[STATED TASK]: Change "rebalance-marker" to "rebalance-flag" in the records, starting with the line that contains "rebalance-marker — [784, 299, 792, 306]" and going on through the line that contains "legend-triangle-icon — [243, 331, 251, 338]". Give back only those lines, with everything else unchanged.

- - - - -

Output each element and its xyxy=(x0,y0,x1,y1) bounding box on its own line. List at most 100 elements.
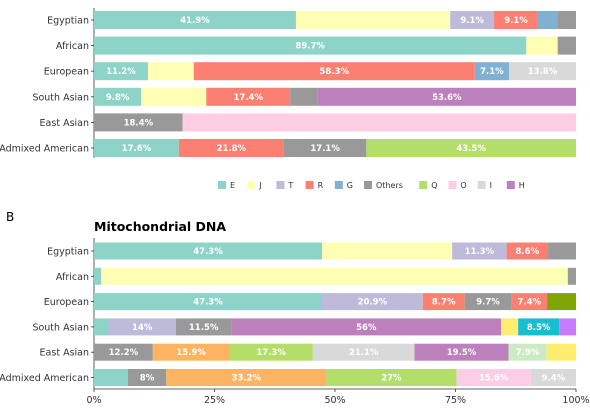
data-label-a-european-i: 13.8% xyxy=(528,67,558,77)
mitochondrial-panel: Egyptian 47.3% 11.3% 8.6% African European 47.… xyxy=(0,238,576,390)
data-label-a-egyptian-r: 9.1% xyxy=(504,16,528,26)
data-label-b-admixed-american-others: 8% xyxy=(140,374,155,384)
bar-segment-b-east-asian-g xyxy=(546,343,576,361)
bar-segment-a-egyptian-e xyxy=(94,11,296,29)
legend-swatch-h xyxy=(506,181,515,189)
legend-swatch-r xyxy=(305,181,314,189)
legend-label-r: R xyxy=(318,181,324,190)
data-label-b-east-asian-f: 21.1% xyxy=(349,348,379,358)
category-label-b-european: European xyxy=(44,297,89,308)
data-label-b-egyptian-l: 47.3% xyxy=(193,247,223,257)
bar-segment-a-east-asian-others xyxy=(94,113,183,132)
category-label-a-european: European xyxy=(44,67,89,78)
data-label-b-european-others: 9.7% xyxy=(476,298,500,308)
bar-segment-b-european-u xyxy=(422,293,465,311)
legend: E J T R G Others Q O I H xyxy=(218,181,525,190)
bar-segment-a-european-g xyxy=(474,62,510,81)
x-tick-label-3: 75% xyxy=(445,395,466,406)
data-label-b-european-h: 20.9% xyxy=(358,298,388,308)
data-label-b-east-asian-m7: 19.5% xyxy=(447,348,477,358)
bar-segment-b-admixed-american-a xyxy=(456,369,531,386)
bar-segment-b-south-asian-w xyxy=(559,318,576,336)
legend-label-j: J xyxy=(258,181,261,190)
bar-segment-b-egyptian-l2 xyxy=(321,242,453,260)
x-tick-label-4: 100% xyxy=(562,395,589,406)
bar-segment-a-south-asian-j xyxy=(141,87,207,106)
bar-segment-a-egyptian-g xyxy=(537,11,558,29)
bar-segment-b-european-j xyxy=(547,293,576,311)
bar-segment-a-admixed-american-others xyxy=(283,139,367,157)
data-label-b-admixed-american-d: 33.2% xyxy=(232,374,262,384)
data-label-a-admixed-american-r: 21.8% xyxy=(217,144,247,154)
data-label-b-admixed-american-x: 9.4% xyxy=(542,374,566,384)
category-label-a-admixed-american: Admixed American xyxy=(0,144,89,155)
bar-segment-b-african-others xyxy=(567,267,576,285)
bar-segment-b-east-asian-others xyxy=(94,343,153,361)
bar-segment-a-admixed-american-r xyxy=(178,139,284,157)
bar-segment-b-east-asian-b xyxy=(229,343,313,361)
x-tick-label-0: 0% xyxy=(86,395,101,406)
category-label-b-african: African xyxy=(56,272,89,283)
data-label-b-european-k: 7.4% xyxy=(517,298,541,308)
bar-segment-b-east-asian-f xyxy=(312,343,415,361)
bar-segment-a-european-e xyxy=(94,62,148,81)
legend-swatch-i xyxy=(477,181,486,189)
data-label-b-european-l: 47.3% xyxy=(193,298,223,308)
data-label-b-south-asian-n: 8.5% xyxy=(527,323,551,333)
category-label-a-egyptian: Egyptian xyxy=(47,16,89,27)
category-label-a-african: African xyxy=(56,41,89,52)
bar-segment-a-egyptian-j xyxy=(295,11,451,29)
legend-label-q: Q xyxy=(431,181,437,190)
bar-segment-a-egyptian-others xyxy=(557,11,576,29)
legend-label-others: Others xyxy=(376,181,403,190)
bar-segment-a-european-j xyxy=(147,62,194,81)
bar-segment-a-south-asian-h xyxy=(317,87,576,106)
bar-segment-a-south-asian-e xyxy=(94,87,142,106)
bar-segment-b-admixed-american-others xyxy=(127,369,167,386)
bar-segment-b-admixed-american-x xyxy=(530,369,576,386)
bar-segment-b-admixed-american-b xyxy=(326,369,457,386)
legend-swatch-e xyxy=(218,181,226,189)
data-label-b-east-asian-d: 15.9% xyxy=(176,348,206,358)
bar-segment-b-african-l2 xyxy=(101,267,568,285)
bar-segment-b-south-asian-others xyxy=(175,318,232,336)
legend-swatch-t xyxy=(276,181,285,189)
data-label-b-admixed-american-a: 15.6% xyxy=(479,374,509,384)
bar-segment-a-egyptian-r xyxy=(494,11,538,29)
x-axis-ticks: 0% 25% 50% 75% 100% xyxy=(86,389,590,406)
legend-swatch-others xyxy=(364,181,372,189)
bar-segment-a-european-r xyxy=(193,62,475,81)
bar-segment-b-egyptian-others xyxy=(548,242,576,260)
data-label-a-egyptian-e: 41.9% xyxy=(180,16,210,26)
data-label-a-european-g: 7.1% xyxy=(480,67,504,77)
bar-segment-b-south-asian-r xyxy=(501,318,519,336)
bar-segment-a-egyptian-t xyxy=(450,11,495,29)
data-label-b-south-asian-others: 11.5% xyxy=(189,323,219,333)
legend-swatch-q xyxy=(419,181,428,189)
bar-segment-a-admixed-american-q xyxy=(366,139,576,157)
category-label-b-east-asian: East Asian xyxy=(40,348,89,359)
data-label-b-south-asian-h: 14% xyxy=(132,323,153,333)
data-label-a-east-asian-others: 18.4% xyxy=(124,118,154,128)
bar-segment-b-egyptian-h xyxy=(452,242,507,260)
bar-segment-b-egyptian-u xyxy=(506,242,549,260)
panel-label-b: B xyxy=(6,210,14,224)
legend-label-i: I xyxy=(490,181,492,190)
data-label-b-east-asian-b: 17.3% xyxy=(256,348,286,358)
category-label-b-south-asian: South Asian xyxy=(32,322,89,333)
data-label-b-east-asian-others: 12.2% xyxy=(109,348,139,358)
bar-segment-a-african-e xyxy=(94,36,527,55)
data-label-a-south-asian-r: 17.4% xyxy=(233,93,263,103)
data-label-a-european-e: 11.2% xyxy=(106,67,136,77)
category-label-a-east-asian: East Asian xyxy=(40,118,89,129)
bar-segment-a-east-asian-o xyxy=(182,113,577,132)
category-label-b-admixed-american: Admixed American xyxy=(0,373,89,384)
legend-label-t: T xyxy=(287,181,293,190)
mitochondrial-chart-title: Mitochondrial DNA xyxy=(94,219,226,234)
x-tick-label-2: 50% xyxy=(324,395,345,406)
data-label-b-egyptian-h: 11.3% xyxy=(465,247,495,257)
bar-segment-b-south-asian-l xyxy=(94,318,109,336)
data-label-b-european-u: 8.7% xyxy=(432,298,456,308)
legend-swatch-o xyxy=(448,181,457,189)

- - - - -

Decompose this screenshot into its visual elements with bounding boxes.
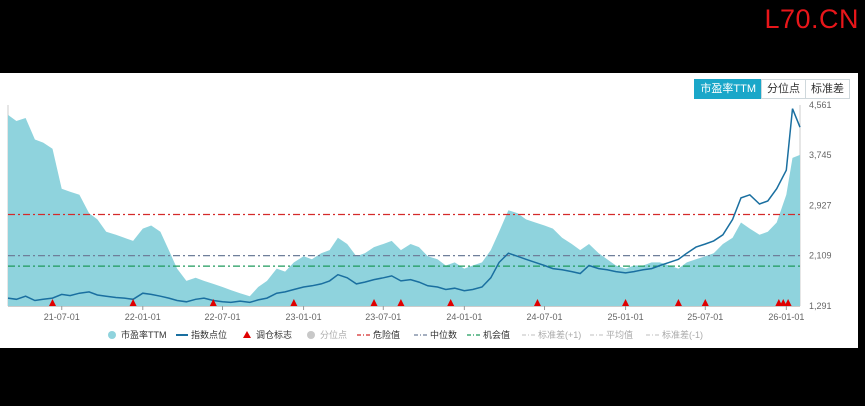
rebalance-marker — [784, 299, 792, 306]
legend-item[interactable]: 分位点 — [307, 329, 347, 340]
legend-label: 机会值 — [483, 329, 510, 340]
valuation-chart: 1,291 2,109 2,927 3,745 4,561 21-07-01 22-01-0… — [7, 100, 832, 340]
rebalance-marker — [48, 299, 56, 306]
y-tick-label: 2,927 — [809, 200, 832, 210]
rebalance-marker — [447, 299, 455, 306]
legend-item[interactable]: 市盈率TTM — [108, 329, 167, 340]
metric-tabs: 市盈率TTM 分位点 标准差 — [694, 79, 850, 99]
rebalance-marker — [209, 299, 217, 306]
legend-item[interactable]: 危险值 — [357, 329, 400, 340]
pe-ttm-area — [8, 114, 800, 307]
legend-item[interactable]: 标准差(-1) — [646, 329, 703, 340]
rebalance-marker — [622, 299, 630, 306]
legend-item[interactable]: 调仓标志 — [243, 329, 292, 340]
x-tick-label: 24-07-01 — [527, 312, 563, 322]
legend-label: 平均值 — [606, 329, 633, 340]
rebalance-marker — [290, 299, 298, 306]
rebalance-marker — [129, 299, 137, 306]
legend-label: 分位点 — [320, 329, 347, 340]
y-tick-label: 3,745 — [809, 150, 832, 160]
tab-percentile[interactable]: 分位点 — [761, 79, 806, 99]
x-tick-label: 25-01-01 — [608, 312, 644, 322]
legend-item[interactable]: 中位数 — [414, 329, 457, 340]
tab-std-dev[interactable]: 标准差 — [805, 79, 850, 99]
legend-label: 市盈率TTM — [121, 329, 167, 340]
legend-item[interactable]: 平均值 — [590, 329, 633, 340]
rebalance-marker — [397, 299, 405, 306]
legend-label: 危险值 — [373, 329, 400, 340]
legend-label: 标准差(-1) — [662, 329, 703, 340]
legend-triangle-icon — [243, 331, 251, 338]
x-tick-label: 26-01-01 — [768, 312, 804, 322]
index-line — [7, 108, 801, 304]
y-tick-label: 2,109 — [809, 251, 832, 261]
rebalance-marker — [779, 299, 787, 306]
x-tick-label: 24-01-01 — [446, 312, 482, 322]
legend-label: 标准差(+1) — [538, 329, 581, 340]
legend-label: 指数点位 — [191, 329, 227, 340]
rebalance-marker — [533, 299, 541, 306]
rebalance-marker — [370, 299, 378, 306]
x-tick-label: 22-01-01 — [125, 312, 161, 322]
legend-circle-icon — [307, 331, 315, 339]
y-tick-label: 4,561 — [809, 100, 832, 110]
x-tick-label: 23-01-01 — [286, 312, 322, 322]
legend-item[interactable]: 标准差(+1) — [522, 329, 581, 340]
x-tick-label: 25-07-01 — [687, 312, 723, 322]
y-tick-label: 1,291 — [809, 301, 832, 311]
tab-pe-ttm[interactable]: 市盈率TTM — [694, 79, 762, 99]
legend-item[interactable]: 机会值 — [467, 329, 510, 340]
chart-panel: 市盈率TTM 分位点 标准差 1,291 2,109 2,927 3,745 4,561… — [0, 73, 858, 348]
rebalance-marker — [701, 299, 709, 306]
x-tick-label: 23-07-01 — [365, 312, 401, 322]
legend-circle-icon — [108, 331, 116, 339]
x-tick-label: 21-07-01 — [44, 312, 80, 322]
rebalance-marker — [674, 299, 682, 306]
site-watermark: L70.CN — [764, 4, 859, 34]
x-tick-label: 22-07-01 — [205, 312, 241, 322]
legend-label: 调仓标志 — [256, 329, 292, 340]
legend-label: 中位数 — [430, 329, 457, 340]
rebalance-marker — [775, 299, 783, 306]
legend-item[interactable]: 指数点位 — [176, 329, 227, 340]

- - - - -

[EXPECTED ANSWER]:
rebalance-flag — [784, 299, 792, 306]
legend-item[interactable]: 分位点 — [307, 329, 347, 340]
legend-label: 机会值 — [483, 329, 510, 340]
valuation-chart: 1,291 2,109 2,927 3,745 4,561 21-07-01 22-01-0… — [7, 100, 832, 340]
rebalance-flag — [48, 299, 56, 306]
y-tick-label: 2,927 — [809, 200, 832, 210]
rebalance-flag — [447, 299, 455, 306]
legend-item[interactable]: 市盈率TTM — [108, 329, 167, 340]
metric-tabs: 市盈率TTM 分位点 标准差 — [694, 79, 850, 99]
rebalance-flag — [209, 299, 217, 306]
legend-item[interactable]: 危险值 — [357, 329, 400, 340]
pe-ttm-area — [8, 114, 800, 307]
legend-item[interactable]: 标准差(-1) — [646, 329, 703, 340]
rebalance-flag — [622, 299, 630, 306]
legend-item[interactable]: 调仓标志 — [243, 329, 292, 340]
x-tick-label: 24-07-01 — [527, 312, 563, 322]
legend-label: 平均值 — [606, 329, 633, 340]
rebalance-flag — [290, 299, 298, 306]
rebalance-flag — [129, 299, 137, 306]
legend-label: 分位点 — [320, 329, 347, 340]
y-tick-label: 3,745 — [809, 150, 832, 160]
tab-percentile[interactable]: 分位点 — [761, 79, 806, 99]
x-tick-label: 25-01-01 — [608, 312, 644, 322]
legend-item[interactable]: 中位数 — [414, 329, 457, 340]
tab-std-dev[interactable]: 标准差 — [805, 79, 850, 99]
legend-label: 市盈率TTM — [121, 329, 167, 340]
legend-item[interactable]: 平均值 — [590, 329, 633, 340]
rebalance-flag — [397, 299, 405, 306]
legend-label: 危险值 — [373, 329, 400, 340]
legend-label: 标准差(-1) — [662, 329, 703, 340]
legend-triangle-icon — [243, 331, 251, 338]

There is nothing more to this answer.